What is expected:
Reproduce only this part of the listing: the line with "Decode this image", plus every line after it through the last.

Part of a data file

— start —

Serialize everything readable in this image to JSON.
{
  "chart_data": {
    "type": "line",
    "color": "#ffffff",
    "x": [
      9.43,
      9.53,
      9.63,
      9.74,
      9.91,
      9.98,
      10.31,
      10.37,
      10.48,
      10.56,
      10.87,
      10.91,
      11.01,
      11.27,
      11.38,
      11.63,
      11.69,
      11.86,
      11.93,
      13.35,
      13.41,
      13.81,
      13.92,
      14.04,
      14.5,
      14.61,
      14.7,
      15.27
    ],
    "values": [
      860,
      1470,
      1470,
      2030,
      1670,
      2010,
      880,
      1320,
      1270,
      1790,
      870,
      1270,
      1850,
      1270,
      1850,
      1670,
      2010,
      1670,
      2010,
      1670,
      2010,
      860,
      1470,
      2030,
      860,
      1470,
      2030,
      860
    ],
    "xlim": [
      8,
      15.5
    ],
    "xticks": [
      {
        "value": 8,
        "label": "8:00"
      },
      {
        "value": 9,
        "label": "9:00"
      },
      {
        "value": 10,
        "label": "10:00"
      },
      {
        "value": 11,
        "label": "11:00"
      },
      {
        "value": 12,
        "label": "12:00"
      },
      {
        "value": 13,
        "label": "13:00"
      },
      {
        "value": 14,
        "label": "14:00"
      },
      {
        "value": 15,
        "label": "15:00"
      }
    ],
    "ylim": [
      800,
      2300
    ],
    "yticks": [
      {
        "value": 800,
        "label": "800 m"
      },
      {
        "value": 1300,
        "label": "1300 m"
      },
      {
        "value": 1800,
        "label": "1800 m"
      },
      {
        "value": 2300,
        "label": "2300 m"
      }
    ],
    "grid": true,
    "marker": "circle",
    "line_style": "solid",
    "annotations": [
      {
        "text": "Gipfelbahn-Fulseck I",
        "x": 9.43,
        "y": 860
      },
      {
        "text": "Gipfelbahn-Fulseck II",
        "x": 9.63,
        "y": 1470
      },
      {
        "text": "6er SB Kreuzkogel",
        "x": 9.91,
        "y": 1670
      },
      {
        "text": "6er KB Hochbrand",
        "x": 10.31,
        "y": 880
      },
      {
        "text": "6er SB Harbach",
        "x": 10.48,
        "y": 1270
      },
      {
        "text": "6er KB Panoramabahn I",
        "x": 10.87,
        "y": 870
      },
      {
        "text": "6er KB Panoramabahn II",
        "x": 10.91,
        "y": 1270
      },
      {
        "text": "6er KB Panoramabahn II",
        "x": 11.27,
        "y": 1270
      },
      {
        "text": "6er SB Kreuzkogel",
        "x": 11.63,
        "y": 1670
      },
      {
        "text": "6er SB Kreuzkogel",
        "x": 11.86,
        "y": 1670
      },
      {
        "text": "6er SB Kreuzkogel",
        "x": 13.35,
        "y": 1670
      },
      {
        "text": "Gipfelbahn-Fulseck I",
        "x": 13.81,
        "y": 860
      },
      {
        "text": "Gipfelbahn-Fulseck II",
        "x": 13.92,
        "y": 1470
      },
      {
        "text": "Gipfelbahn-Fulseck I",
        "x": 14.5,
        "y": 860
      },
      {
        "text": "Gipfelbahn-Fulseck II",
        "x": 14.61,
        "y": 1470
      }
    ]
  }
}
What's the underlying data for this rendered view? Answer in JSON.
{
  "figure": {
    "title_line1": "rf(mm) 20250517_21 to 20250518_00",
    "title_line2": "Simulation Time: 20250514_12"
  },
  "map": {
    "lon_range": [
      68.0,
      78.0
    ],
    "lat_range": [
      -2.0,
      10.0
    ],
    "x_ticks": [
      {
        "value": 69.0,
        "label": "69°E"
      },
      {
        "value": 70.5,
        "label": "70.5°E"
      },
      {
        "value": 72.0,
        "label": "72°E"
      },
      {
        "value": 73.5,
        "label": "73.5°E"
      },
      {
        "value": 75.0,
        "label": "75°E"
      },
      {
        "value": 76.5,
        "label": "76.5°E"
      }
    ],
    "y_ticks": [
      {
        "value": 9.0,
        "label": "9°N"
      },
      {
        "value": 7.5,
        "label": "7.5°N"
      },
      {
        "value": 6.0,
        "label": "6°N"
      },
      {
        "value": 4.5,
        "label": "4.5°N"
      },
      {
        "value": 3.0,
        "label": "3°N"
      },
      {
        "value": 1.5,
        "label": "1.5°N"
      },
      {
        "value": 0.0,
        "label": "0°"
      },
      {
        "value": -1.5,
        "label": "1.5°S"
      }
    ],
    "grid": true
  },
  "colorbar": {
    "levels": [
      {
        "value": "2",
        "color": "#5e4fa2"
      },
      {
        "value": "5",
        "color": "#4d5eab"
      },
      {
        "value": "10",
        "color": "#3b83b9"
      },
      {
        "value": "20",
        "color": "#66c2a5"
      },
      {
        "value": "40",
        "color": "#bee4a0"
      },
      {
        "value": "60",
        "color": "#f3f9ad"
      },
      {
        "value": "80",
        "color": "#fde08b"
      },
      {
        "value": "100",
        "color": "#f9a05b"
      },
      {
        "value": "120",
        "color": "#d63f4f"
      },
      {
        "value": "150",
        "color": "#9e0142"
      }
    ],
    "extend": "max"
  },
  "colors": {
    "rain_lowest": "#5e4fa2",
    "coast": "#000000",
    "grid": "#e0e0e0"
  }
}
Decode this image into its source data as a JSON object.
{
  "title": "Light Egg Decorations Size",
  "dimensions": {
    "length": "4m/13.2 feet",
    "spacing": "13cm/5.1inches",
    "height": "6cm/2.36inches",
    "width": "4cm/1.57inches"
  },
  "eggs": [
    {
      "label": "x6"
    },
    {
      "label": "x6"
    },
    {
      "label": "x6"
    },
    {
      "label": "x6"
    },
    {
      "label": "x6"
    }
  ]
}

— end —

Result of the exercise:
Decode this image into its source data as a JSON object.
{
  "title": "Light Egg Decorations Size",
  "dimensions": {
    "length": "4m/13.2 feet",
    "spacing": "13cm/5.1inches",
    "height": "6cm/2.36inches",
    "width": "4cm/1.57inches"
  },
  "eggs": [
    {
      "label": "x6"
    },
    {
      "label": "x6"
    },
    {
      "label": "x6"
    },
    {
      "label": "x6"
    },
    {
      "label": "x6"
    }
  ]
}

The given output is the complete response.